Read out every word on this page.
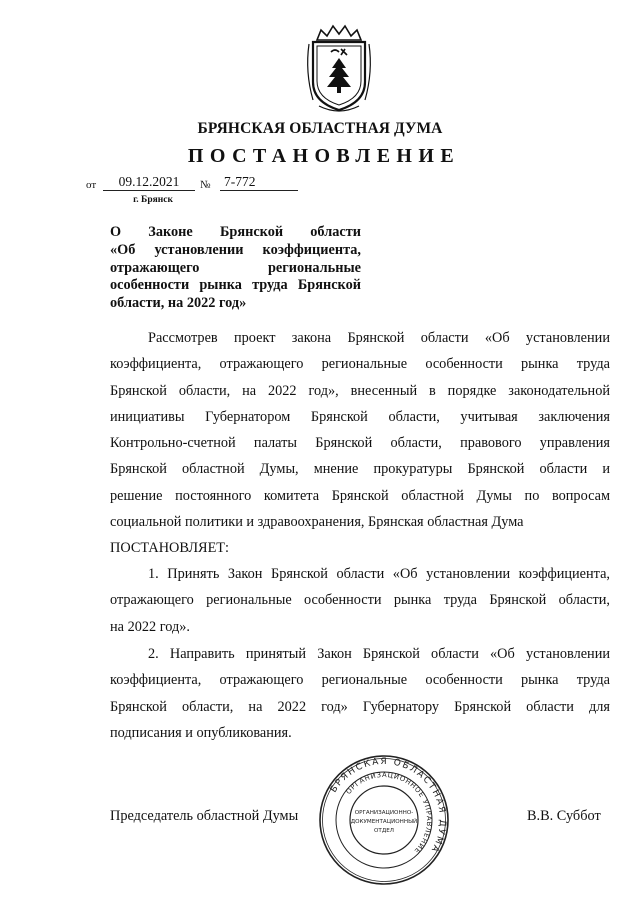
БРЯНСКАЯ ОБЛАСТНАЯ ДУМА
ПОСТАНОВЛЕНИЕ
от	09.12.2021	№ 7-772
г. Брянск
О Законе Брянской области
«Об установлении коэффициента,
отражающего региональные
особенности рынка труда Брянской
области, на 2022 год»
Рассмотрев проект закона Брянской области «Об установлении
коэффициента, отражающего региональные особенности рынка труда
Брянской области, на 2022 год», внесенный в порядке законодательной
инициативы Губернатором Брянской области, учитывая заключения
Контрольно-счетной палаты Брянской области, правового управления
Брянской областной Думы, мнение прокуратуры Брянской области и
решение постоянного комитета Брянской областной Думы по вопросам
социальной политики и здравоохранения, Брянская областная Дума
ПОСТАНОВЛЯЕТ:
1. Принять Закон Брянской области «Об установлении коэффициента,
отражающего региональные особенности рынка труда Брянской области,
на 2022 год».
2. Направить принятый Закон Брянской области «Об установлении
коэффициента, отражающего региональные особенности рынка труда
Брянской области, на 2022 год» Губернатору Брянской области для
подписания и опубликования.
Председатель областной Думы	В.В. Суббот
БРЯНСКАЯ ОБЛАСТНАЯ ДУМА
ОРГАНИЗАЦИОННОЕ УПРАВЛЕНИЕ
ОРГАНИЗАЦИОННО-
ДОКУМЕНТАЦИОННЫЙ
ОТДЕЛ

_ _ _ _ _ _ _

Task instructions — Write out every entry again word for word, without any of the pictures.

Output of the exercise —
Read out every word on this page.
БРЯНСКАЯ ОБЛАСТНАЯ ДУМА
ПОСТАНОВЛЕНИЕ
от	09.12.2021	№ 7-772
г. Брянск
О Законе Брянской области
«Об установлении коэффициента,
отражающего региональные
особенности рынка труда Брянской
области, на 2022 год»
Рассмотрев проект закона Брянской области «Об установлении
коэффициента, отражающего региональные особенности рынка труда
Брянской области, на 2022 год», внесенный в порядке законодательной
инициативы Губернатором Брянской области, учитывая заключения
Контрольно-счетной палаты Брянской области, правового управления
Брянской областной Думы, мнение прокуратуры Брянской области и
решение постоянного комитета Брянской областной Думы по вопросам
социальной политики и здравоохранения, Брянская областная Дума
ПОСТАНОВЛЯЕТ:
1. Принять Закон Брянской области «Об установлении коэффициента,
отражающего региональные особенности рынка труда Брянской области,
на 2022 год».
2. Направить принятый Закон Брянской области «Об установлении
коэффициента, отражающего региональные особенности рынка труда
Брянской области, на 2022 год» Губернатору Брянской области для
подписания и опубликования.
Председатель областной Думы	В.В. Суббот
БРЯНСКАЯ ОБЛАСТНАЯ ДУМА
ОРГАНИЗАЦИОННОЕ УПРАВЛЕНИЕ
ОРГАНИЗАЦИОННО-
ДОКУМЕНТАЦИОННЫЙ
ОТДЕЛ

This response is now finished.